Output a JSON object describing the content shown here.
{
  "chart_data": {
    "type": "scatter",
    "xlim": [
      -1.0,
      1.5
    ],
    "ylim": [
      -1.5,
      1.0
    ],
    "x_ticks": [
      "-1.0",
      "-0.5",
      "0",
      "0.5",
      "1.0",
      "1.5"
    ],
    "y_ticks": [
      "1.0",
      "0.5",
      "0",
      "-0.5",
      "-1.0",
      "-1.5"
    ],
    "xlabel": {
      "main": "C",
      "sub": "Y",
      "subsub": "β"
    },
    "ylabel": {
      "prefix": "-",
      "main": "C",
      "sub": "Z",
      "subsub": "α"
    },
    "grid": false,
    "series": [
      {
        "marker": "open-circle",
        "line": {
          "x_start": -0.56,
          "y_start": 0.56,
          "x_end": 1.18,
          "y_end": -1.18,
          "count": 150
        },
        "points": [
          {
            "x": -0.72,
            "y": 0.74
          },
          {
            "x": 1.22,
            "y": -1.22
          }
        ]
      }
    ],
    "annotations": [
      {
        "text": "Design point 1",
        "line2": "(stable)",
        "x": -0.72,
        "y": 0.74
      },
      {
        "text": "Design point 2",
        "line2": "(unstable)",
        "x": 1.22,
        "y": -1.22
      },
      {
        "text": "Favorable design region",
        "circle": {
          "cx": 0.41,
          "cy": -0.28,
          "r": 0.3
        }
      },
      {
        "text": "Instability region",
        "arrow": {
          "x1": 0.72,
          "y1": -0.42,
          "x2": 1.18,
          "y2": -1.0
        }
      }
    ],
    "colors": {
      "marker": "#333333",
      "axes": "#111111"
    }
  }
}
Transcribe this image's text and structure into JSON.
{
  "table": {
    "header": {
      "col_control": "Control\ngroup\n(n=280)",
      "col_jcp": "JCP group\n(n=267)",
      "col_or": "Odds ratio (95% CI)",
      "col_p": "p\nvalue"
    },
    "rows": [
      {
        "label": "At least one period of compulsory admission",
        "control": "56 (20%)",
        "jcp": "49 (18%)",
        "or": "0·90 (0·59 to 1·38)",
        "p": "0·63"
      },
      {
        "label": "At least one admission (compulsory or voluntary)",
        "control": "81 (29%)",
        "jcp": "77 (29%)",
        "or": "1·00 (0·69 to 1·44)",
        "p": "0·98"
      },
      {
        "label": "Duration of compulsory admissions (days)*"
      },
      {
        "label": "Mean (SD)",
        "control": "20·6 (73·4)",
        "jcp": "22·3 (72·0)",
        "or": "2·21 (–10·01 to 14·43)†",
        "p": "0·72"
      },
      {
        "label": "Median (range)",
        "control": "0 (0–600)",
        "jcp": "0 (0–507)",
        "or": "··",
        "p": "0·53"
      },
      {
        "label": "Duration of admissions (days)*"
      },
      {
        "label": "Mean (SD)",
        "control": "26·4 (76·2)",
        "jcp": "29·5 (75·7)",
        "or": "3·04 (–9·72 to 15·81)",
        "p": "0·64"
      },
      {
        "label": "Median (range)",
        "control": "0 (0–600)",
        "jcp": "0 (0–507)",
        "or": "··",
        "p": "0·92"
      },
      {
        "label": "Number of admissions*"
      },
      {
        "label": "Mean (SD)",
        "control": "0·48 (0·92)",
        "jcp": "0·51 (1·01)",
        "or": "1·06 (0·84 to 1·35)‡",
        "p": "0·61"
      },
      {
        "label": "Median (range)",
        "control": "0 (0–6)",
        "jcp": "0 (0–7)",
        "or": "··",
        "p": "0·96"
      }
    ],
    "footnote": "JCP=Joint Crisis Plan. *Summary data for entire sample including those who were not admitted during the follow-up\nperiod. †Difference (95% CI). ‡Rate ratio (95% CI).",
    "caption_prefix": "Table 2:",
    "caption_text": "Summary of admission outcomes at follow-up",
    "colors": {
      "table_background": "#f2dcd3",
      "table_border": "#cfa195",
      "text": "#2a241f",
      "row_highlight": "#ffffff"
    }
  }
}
---
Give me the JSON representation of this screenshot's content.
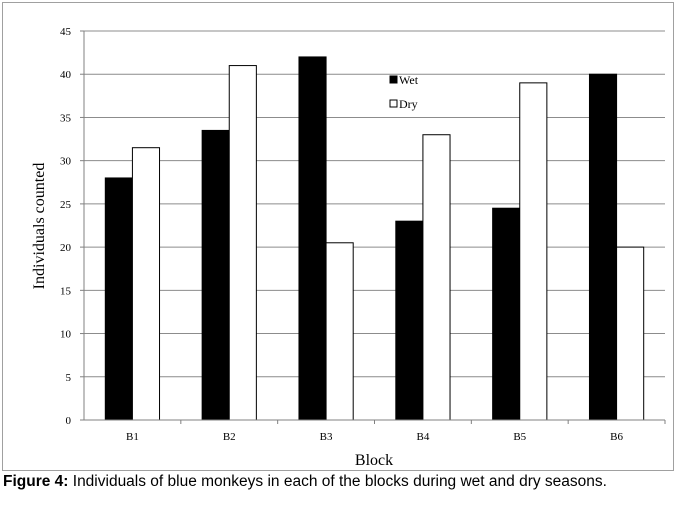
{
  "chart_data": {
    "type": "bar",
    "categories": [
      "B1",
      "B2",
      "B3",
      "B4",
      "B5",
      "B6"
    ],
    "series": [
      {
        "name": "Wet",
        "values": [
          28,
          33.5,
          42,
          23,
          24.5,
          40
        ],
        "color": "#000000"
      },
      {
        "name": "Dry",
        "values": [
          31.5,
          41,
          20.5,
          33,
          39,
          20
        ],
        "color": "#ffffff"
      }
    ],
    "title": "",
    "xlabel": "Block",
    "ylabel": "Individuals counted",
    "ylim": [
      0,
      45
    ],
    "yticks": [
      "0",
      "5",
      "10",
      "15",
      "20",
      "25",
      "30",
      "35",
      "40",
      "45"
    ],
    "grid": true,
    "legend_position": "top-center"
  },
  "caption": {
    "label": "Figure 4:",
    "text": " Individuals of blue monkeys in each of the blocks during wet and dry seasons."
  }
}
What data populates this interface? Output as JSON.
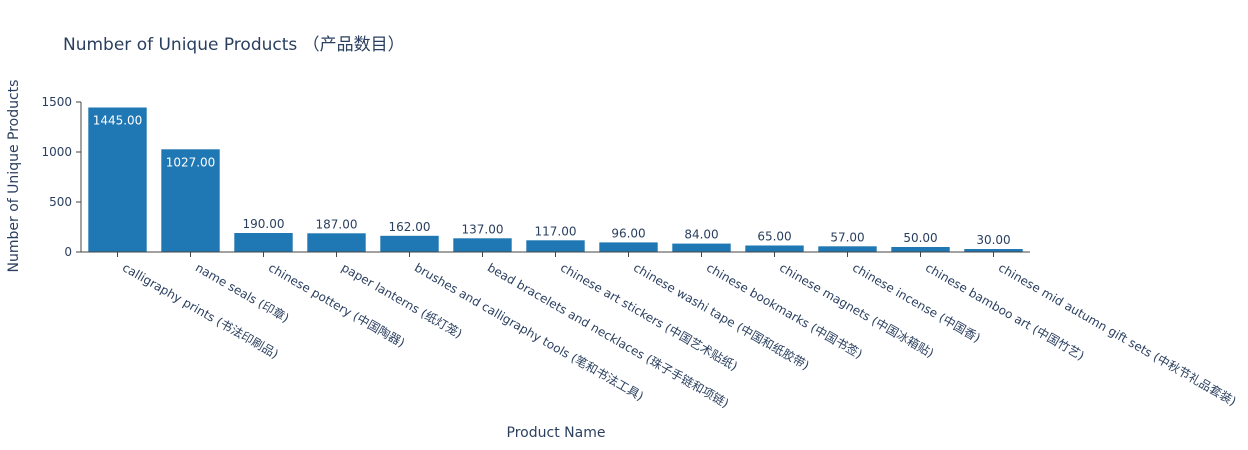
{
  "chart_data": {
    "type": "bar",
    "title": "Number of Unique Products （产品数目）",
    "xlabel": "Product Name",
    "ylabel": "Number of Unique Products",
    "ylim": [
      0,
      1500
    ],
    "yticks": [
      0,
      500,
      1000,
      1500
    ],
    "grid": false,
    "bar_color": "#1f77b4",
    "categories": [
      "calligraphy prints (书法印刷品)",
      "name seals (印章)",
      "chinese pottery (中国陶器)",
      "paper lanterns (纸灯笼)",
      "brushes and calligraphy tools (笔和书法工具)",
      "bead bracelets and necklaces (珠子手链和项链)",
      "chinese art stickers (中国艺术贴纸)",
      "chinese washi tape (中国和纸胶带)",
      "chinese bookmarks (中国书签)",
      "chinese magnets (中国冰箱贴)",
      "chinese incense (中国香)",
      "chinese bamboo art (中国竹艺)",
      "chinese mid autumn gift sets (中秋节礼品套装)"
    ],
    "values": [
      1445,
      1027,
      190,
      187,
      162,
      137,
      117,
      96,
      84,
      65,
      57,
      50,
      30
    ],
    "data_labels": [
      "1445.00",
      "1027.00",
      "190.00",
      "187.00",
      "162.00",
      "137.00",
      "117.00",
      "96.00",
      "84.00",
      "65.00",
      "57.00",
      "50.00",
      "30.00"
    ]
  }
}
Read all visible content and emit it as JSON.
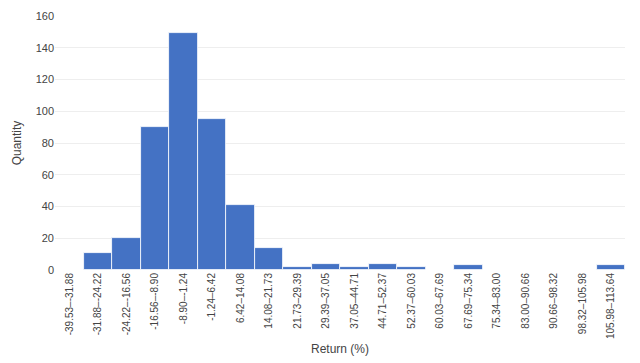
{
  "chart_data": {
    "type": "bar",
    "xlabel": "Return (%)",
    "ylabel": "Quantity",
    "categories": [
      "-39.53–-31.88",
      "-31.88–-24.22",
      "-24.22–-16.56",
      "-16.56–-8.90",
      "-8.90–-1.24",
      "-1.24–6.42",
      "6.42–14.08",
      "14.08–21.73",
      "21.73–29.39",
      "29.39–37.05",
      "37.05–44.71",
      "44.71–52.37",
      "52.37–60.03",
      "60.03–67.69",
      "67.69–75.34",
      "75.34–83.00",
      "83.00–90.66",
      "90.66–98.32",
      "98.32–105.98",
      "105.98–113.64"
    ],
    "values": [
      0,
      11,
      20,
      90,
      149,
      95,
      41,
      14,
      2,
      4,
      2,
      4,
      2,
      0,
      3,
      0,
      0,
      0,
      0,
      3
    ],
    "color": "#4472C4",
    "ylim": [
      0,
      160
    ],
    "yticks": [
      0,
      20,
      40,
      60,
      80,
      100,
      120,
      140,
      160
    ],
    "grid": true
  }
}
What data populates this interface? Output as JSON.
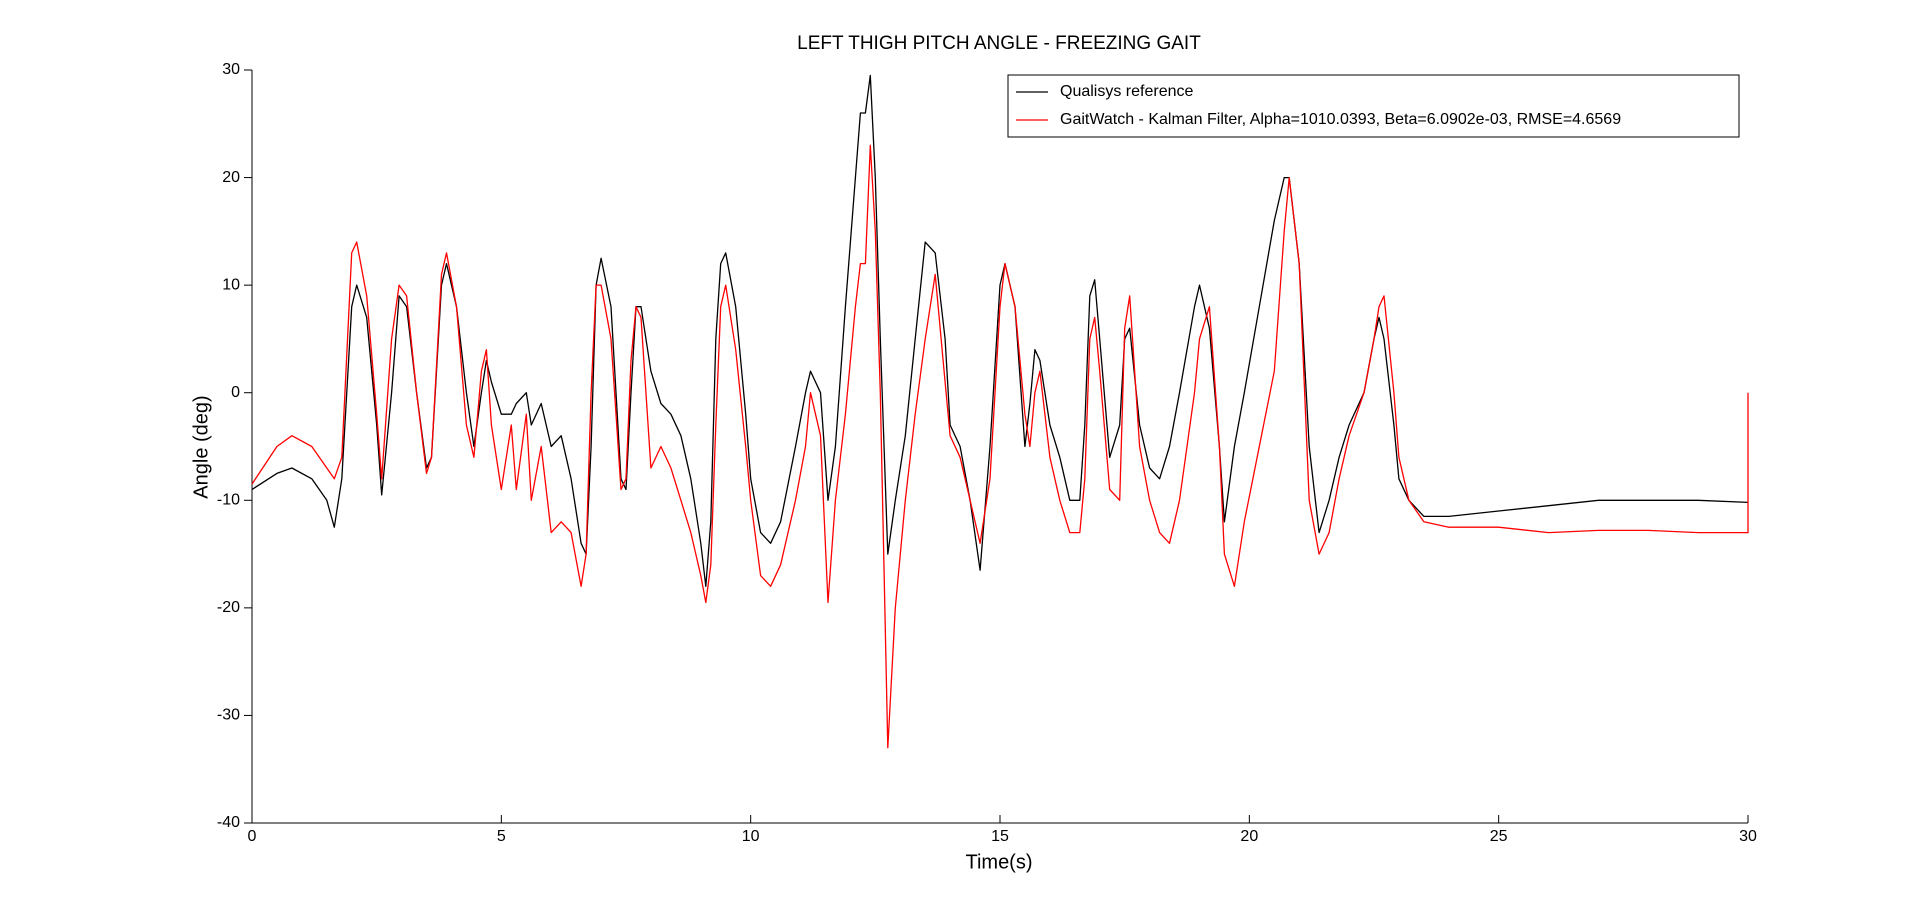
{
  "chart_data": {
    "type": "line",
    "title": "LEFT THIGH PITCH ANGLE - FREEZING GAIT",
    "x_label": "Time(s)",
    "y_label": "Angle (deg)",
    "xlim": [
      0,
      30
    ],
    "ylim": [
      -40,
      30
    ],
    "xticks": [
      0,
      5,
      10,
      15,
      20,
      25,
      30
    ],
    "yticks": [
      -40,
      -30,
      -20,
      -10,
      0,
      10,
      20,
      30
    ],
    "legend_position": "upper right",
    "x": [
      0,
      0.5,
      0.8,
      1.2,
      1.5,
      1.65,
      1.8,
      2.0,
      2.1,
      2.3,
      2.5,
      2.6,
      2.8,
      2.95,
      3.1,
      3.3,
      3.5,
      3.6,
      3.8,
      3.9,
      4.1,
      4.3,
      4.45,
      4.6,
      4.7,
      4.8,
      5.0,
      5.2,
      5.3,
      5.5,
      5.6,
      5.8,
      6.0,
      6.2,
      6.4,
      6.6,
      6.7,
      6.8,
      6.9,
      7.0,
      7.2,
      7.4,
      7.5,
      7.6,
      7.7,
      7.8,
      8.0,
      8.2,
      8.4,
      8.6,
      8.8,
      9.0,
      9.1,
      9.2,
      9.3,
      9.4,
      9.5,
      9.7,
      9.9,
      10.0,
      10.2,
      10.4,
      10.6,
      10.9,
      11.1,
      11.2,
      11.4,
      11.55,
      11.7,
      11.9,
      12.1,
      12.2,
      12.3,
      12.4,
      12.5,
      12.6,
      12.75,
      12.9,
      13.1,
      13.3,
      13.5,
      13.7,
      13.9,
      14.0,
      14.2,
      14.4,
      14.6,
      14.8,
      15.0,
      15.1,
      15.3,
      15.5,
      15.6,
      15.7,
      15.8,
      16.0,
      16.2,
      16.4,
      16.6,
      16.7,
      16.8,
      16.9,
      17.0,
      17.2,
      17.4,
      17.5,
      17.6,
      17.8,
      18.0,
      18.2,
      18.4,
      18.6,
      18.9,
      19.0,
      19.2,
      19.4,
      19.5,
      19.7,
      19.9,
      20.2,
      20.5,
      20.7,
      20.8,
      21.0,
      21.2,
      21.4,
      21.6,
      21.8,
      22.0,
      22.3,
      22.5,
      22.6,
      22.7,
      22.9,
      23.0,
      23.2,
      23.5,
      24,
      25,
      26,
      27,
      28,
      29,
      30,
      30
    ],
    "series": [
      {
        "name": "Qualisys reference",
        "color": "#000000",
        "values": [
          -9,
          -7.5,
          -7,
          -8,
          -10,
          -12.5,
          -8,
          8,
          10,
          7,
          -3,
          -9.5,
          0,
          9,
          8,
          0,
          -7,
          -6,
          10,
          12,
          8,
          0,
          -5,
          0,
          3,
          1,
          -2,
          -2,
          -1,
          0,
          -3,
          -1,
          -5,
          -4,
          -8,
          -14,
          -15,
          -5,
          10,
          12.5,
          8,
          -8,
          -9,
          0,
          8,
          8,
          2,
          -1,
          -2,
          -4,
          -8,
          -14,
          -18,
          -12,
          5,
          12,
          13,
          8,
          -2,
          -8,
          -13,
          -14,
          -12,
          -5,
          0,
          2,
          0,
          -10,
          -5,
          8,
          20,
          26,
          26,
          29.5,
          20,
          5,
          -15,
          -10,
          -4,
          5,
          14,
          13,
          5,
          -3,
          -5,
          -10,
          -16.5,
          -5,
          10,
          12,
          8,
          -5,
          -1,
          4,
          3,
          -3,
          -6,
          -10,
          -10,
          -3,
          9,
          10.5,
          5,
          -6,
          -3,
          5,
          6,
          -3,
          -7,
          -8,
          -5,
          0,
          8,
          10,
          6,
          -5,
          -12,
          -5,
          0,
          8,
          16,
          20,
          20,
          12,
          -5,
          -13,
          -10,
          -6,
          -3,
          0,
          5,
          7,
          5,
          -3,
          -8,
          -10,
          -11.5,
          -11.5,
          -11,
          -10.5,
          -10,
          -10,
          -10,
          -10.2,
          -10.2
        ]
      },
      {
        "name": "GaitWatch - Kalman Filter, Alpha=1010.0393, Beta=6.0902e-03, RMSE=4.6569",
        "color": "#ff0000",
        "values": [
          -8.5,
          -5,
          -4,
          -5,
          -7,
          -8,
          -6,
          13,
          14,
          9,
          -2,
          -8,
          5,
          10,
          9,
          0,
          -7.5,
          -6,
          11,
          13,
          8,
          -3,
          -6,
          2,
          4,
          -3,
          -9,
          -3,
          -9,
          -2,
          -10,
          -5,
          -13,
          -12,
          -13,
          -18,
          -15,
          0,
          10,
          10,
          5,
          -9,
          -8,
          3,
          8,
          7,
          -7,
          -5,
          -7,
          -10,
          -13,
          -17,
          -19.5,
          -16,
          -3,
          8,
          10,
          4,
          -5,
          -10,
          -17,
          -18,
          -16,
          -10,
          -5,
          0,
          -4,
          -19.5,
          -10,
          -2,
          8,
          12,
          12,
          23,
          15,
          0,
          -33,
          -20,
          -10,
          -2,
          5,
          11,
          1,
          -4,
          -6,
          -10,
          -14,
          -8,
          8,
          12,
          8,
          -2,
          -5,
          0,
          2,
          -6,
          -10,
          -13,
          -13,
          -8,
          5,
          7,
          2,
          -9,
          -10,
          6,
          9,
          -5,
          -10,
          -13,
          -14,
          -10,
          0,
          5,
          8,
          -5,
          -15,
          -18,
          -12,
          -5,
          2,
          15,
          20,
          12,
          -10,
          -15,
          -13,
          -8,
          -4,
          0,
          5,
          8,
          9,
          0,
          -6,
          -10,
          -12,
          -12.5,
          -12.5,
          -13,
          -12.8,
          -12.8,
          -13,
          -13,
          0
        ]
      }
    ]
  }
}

■ Your instructions:
Collect from the data above every line that includes "this".

■ Solution:
Transcribe this image's text and structure into JSON.
Give me the JSON representation of this screenshot's content.
What data populates this interface? Output as JSON.
What data populates this interface? Output as JSON.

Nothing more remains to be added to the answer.